[EXERCISE DIRECTIONS]:
Transcribe the material below exactly as it appears.

Source data:
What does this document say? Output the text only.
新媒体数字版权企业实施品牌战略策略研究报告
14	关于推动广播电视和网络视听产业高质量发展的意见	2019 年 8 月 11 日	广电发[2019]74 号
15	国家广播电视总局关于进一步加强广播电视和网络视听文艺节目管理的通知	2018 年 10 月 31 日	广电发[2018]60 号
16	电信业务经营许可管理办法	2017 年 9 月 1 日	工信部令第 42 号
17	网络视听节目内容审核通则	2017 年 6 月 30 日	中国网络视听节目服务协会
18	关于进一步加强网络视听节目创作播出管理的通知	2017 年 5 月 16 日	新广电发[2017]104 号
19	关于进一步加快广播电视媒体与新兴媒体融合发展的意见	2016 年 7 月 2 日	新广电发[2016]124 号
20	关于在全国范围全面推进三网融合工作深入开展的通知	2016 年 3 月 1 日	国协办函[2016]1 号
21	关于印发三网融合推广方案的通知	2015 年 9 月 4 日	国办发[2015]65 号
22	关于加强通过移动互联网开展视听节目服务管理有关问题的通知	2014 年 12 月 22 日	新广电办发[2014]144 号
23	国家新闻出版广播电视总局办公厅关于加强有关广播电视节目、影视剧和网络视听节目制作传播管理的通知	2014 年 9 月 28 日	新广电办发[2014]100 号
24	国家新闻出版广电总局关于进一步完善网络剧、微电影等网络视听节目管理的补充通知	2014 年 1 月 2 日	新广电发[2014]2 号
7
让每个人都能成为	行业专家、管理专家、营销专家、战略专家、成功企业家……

[COMPLETE ANSWER]:
What does this document say? Output the text only.
新媒体数字版权企业实施品牌战略策略研究报告
14	关于推动广播电视和网络视听产业高质量发展的意见	2019 年 8 月 11 日	广电发[2019]74 号
15	国家广播电视总局关于进一步加强广播电视和网络视听文艺节目管理的通知	2018 年 10 月 31 日	广电发[2018]60 号
16	电信业务经营许可管理办法	2017 年 9 月 1 日	工信部令第 42 号
17	网络视听节目内容审核通则	2017 年 6 月 30 日	中国网络视听节目服务协会
18	关于进一步加强网络视听节目创作播出管理的通知	2017 年 5 月 16 日	新广电发[2017]104 号
19	关于进一步加快广播电视媒体与新兴媒体融合发展的意见	2016 年 7 月 2 日	新广电发[2016]124 号
20	关于在全国范围全面推进三网融合工作深入开展的通知	2016 年 3 月 1 日	国协办函[2016]1 号
21	关于印发三网融合推广方案的通知	2015 年 9 月 4 日	国办发[2015]65 号
22	关于加强通过移动互联网开展视听节目服务管理有关问题的通知	2014 年 12 月 22 日	新广电办发[2014]144 号
23	国家新闻出版广播电视总局办公厅关于加强有关广播电视节目、影视剧和网络视听节目制作传播管理的通知	2014 年 9 月 28 日	新广电办发[2014]100 号
24	国家新闻出版广电总局关于进一步完善网络剧、微电影等网络视听节目管理的补充通知	2014 年 1 月 2 日	新广电发[2014]2 号
7
让每个人都能成为	行业专家、管理专家、营销专家、战略专家、成功企业家……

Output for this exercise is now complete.